Copy out every line containing the word "JSON".

─── Information given ───

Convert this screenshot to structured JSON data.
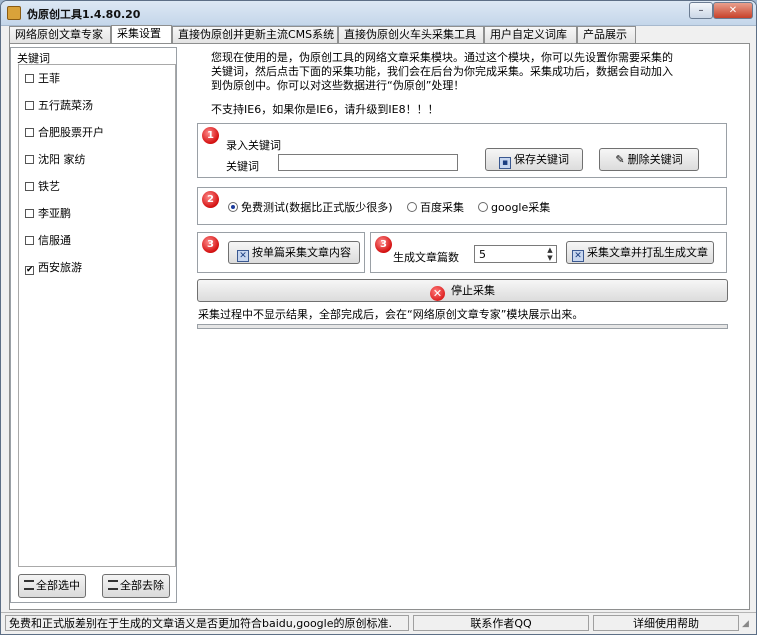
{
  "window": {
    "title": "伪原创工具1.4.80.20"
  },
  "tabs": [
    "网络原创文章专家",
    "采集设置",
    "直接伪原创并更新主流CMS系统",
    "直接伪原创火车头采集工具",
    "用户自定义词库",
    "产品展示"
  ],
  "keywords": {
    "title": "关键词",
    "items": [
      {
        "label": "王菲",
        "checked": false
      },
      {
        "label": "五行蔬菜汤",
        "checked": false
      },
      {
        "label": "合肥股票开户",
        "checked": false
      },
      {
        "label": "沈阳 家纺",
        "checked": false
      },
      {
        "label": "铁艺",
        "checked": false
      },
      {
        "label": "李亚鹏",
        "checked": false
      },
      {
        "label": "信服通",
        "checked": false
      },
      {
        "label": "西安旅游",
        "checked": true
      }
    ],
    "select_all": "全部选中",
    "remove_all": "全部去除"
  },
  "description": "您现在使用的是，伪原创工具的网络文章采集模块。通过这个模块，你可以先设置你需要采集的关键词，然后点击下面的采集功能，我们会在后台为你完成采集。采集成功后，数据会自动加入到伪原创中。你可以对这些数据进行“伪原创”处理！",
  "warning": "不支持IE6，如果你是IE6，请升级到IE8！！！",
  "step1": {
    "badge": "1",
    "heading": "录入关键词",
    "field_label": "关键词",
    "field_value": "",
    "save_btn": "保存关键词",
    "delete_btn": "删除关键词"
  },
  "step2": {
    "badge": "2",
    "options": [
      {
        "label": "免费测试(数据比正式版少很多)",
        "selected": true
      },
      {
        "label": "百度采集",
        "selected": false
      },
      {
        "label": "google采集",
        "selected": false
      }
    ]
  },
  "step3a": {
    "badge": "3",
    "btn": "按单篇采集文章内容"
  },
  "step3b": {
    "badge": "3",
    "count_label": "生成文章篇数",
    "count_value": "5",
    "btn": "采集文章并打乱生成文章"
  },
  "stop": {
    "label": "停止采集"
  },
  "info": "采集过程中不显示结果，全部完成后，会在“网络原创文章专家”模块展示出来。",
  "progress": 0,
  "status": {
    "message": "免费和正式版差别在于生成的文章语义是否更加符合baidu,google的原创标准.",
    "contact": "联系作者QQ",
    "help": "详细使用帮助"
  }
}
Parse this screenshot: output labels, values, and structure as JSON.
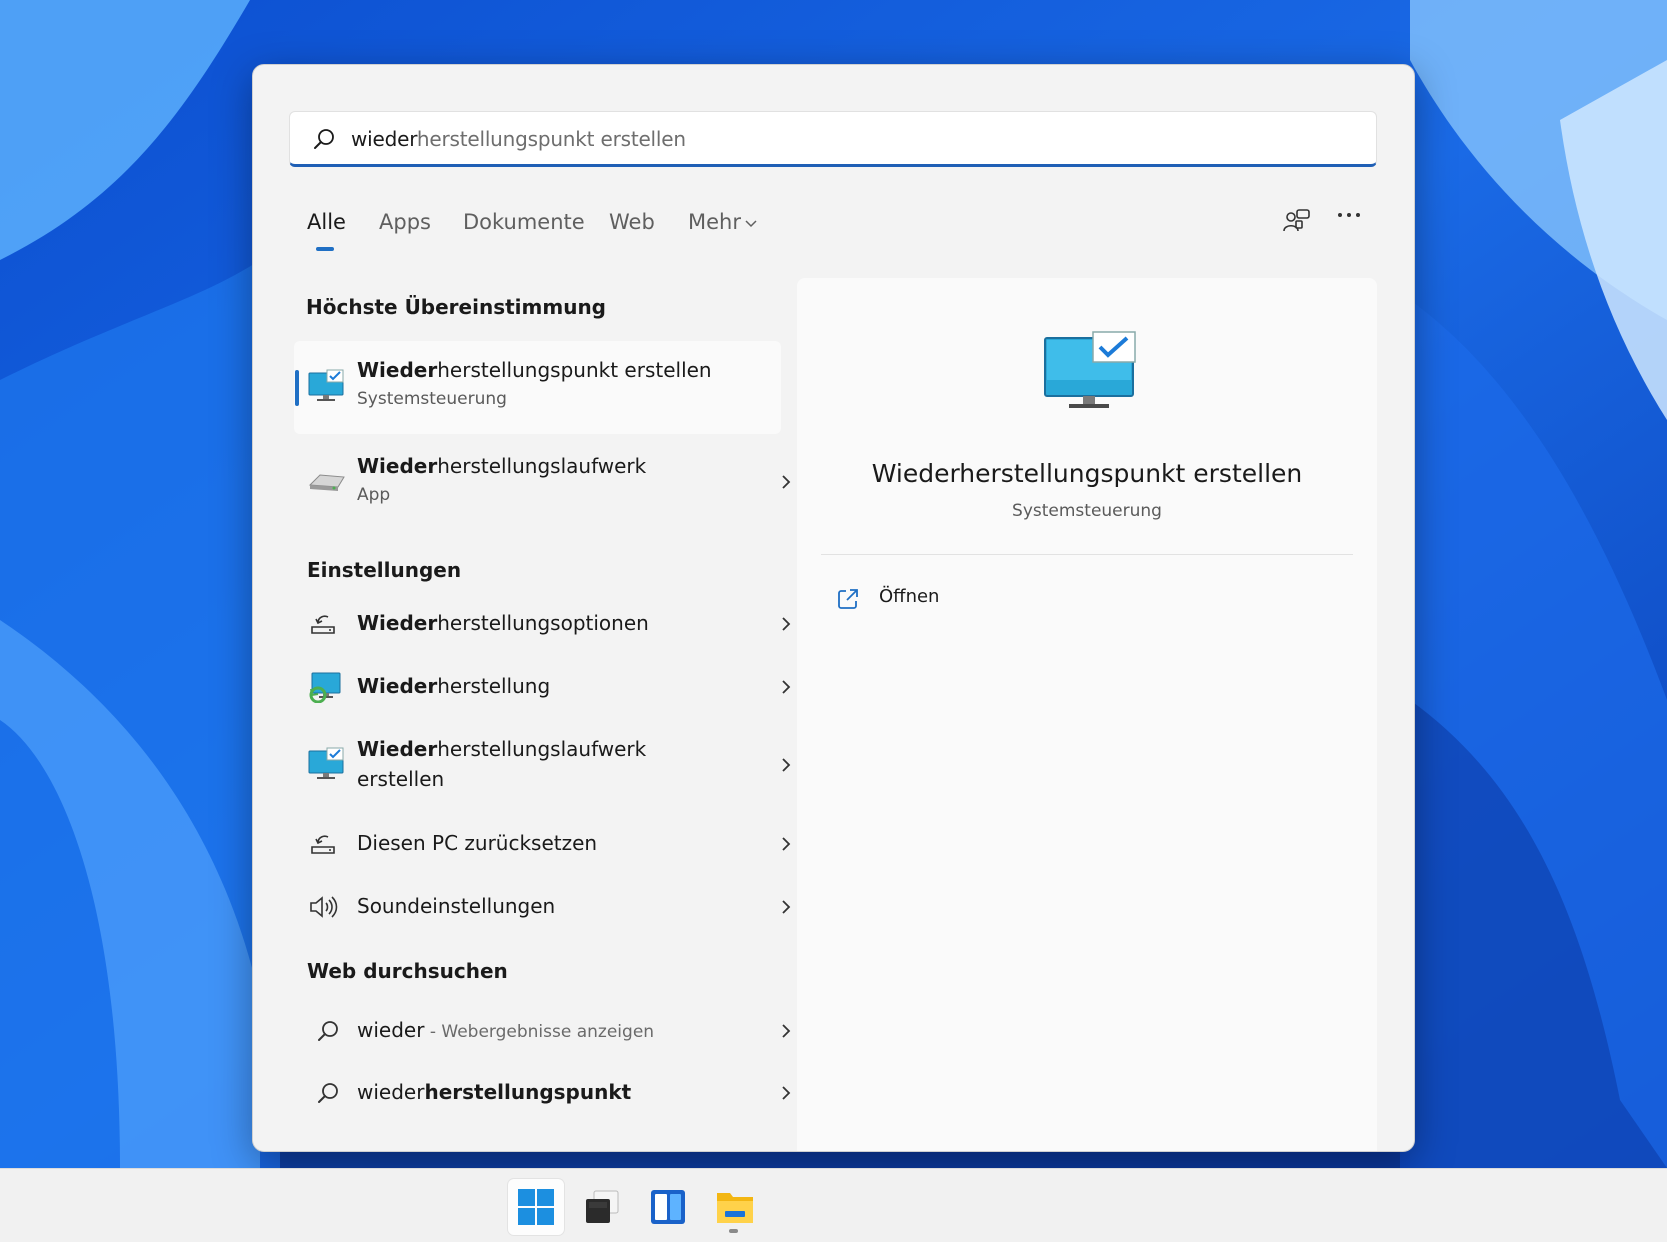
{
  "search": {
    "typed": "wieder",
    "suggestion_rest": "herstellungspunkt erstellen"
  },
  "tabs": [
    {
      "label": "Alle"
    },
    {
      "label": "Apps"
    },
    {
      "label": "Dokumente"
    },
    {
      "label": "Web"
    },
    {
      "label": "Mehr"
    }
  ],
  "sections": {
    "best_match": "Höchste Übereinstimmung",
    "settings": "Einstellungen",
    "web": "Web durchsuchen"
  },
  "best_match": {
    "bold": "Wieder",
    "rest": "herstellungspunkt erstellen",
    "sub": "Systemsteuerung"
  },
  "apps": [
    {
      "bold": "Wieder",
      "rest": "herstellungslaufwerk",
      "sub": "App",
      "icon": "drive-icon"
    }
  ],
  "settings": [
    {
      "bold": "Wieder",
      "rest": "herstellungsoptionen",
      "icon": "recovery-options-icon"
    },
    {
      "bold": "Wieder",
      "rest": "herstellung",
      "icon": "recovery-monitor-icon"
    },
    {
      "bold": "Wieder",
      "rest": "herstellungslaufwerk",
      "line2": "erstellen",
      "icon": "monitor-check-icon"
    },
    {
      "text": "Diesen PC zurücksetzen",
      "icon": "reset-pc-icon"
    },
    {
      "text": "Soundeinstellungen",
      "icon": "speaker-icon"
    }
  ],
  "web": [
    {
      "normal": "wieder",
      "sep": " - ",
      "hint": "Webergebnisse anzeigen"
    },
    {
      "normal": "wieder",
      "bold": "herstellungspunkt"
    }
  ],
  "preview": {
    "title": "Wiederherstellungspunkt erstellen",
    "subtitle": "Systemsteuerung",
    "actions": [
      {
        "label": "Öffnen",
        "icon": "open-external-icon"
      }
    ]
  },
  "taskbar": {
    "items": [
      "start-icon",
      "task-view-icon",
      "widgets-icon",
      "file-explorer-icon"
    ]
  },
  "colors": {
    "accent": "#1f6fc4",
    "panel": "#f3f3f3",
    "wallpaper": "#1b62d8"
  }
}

───

### Solution for this exercise
Convert this screenshot to structured JSON data.
Parse this screenshot: output labels, values, and structure as JSON.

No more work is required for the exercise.